▶ [Problem]:
Pick out each line of the records that includes the string "재활용을", and copy it.

* BEGIN Stored records *

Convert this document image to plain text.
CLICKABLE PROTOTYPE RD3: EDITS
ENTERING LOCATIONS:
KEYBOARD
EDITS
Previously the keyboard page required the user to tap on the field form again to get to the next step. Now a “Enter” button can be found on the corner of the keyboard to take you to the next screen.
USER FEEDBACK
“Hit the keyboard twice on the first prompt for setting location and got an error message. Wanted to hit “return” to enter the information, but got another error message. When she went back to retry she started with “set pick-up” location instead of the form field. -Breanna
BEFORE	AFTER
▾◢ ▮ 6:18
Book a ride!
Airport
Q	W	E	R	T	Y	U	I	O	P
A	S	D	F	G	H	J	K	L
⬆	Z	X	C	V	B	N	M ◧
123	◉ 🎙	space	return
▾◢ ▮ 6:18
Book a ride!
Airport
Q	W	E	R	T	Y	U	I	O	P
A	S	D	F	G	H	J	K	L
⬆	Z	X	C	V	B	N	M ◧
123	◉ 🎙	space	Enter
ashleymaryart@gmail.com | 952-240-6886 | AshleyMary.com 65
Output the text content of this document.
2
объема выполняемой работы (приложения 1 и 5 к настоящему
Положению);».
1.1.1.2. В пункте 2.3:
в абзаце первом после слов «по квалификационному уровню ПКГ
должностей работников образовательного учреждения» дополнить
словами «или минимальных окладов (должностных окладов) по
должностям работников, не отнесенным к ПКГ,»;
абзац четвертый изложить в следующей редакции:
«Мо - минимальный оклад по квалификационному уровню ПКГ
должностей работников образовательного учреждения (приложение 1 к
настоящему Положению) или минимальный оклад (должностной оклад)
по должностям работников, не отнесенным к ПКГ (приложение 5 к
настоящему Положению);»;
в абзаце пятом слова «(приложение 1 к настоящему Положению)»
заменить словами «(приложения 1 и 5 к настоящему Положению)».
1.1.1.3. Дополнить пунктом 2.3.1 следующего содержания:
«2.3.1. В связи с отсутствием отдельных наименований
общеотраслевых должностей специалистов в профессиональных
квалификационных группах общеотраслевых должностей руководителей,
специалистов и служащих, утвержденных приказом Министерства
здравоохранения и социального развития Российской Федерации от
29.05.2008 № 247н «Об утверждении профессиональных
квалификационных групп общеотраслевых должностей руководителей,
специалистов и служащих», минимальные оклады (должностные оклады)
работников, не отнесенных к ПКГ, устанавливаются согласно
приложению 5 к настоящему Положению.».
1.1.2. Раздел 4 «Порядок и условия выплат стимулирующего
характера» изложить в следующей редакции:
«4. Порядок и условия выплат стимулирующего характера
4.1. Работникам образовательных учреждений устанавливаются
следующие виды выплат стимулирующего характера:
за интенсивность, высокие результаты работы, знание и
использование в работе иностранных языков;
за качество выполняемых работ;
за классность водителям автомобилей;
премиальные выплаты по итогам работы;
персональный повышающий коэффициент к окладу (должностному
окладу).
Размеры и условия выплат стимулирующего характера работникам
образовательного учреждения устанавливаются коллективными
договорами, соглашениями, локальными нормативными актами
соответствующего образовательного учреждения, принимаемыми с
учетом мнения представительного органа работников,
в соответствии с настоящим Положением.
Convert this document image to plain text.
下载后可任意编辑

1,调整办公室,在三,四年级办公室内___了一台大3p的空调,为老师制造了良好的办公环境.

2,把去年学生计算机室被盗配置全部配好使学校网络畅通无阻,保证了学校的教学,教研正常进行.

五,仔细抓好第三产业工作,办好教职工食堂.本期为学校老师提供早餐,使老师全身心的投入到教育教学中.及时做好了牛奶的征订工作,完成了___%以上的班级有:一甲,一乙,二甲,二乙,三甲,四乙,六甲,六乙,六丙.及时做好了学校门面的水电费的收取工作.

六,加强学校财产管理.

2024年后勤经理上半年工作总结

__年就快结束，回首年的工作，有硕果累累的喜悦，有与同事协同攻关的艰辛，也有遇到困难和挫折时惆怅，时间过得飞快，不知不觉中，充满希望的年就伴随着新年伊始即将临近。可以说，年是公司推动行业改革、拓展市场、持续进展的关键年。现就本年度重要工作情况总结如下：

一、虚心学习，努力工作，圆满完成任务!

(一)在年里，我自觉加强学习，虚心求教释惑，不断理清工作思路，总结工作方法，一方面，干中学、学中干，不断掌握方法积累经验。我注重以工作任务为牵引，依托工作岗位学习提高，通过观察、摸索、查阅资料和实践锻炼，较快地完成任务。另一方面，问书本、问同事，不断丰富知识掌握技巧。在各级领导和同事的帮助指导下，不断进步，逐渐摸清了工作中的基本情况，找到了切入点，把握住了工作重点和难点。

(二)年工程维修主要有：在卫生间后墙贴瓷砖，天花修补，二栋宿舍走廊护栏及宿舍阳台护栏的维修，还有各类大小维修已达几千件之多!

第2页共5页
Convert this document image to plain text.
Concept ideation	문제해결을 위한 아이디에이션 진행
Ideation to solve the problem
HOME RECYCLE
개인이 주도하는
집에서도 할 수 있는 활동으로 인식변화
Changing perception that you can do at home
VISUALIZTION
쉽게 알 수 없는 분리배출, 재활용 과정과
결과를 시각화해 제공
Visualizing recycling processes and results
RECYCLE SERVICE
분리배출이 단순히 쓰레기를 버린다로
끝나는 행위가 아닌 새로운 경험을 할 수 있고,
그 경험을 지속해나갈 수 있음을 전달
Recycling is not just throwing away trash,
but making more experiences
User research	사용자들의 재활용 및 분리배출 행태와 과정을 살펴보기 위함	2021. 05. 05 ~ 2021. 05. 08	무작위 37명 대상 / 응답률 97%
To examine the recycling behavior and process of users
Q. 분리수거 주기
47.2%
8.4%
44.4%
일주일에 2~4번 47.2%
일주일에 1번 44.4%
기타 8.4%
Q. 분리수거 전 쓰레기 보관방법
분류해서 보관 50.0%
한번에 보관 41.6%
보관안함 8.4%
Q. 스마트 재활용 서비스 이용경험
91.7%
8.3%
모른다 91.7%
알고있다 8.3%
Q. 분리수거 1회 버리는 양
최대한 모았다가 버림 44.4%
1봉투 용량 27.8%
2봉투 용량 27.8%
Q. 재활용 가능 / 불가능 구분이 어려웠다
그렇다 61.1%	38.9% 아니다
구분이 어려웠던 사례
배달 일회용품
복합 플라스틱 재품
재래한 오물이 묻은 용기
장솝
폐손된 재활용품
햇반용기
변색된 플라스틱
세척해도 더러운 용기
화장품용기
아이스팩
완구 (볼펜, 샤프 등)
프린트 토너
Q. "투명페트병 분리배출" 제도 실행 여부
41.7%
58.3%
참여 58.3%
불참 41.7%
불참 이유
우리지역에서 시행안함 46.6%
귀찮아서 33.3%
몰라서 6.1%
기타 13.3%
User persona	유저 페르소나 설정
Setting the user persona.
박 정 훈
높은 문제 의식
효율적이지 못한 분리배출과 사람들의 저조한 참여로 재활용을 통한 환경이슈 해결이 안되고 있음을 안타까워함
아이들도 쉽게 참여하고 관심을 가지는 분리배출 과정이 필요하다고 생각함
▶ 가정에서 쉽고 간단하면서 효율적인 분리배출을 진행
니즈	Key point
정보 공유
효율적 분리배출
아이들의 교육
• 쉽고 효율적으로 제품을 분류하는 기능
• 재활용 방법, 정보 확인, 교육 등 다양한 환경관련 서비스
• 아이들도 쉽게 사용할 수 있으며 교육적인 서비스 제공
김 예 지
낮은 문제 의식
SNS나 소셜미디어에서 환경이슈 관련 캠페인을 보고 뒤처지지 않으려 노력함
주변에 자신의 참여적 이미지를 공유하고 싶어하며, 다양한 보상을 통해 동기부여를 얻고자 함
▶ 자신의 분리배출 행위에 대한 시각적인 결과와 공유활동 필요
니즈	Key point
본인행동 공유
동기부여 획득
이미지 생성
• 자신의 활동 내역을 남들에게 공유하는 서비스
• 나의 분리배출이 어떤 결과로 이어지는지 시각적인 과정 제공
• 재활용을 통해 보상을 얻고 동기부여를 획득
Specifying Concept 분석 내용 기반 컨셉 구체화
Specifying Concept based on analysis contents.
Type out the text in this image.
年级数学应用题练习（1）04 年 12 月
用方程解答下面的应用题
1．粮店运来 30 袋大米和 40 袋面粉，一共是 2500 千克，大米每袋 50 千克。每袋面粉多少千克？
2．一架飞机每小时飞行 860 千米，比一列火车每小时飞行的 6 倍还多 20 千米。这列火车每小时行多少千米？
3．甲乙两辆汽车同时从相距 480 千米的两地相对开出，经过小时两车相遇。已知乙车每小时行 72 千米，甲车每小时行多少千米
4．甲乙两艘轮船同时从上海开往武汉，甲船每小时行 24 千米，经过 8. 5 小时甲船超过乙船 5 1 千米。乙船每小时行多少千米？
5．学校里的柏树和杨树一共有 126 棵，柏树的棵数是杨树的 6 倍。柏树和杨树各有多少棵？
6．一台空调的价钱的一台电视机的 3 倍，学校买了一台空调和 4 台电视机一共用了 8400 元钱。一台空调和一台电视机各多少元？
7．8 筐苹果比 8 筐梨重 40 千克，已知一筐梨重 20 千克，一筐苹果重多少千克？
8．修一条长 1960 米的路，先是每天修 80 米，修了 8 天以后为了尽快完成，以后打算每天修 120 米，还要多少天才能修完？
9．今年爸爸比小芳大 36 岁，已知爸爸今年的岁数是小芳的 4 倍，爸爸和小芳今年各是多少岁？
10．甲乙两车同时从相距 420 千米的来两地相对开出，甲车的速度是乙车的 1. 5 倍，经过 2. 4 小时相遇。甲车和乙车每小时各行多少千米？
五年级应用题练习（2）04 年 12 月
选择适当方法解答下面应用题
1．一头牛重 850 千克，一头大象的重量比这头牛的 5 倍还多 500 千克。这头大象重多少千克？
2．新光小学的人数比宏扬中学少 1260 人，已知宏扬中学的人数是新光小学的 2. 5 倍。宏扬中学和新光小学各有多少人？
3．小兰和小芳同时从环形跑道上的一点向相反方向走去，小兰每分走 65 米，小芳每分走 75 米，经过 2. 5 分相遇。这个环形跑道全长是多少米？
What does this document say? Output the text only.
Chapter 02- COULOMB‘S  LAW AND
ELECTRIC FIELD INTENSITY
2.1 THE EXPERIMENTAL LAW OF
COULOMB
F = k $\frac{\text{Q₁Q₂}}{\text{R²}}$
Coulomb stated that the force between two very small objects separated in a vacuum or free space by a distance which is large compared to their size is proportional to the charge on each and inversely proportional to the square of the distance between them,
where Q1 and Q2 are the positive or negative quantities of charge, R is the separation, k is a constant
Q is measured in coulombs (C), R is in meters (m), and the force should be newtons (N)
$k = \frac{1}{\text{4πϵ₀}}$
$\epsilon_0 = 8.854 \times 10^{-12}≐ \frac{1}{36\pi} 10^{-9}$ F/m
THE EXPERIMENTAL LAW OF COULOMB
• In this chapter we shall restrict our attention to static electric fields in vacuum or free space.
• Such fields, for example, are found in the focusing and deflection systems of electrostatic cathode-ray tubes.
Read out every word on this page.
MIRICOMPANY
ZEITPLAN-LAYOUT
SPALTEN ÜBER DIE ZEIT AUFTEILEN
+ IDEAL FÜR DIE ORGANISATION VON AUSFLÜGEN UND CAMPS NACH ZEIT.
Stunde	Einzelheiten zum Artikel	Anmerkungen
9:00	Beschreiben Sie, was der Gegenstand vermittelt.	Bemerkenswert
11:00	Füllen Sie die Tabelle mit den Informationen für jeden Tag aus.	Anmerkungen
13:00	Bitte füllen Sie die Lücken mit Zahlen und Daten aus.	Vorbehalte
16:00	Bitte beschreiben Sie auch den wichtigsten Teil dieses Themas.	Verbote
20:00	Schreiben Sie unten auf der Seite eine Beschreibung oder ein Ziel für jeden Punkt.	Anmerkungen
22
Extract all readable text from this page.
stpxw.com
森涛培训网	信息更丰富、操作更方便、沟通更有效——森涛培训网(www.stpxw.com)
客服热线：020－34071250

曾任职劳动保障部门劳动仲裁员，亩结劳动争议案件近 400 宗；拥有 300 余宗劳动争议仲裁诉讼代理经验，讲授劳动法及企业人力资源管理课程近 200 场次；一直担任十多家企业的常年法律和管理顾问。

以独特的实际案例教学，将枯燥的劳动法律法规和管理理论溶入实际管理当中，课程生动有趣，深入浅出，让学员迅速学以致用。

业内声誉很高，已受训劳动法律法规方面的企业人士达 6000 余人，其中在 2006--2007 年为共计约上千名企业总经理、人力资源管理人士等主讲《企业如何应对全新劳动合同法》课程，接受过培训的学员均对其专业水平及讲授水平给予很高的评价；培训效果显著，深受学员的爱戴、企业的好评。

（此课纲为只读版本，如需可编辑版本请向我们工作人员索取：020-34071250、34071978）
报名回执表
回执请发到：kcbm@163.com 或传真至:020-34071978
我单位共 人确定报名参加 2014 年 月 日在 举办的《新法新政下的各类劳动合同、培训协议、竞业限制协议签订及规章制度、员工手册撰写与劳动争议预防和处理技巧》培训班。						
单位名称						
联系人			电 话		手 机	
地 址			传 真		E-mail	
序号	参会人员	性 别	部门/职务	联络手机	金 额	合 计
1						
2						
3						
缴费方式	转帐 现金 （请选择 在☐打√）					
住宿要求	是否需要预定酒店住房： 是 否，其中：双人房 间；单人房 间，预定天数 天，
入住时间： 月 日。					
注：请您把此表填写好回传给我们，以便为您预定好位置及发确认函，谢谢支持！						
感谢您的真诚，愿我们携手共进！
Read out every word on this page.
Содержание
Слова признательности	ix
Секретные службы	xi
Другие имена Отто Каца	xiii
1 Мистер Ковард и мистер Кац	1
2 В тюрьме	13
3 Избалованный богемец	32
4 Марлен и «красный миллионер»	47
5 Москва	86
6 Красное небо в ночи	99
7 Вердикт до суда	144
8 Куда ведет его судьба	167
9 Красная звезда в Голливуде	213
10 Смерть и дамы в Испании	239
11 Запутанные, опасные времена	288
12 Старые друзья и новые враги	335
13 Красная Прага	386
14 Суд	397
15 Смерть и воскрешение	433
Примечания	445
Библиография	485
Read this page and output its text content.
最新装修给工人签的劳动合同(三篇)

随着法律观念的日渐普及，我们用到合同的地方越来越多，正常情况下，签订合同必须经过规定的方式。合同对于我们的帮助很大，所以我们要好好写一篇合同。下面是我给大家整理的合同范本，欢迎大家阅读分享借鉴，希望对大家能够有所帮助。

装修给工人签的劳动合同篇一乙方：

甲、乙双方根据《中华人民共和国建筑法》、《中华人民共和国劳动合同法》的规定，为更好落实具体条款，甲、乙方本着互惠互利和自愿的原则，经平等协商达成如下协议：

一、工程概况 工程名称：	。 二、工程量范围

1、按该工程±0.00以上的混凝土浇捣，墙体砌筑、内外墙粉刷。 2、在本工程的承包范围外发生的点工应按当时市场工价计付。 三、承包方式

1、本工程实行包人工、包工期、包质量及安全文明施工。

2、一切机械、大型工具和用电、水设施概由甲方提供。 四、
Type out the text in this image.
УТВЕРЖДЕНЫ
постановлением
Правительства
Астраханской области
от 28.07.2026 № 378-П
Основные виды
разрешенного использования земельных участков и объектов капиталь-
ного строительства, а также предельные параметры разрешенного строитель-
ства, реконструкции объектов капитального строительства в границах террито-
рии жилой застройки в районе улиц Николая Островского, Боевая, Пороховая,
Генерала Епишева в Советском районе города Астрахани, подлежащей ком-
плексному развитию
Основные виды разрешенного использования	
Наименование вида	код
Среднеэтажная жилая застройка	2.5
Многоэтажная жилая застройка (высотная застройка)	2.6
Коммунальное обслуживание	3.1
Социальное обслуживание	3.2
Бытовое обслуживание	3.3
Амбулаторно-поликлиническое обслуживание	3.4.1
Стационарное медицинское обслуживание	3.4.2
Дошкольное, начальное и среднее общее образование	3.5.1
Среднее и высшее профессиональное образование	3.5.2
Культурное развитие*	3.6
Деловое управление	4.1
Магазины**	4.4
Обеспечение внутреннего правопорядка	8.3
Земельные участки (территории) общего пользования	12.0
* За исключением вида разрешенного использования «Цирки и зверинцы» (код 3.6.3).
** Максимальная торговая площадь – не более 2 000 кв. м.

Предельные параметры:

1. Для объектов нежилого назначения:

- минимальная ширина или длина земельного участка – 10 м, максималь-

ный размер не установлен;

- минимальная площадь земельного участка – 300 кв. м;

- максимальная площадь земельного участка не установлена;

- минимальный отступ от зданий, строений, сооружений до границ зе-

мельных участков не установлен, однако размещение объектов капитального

* END Stored records *

▶ [The solution]:
효율적이지 못한 분리배출과 사람들의 저조한 참여로 재활용을 통한 환경이슈 해결이 안되고 있음을 안타까워함
• 재활용을 통해 보상을 얻고 동기부여를 획득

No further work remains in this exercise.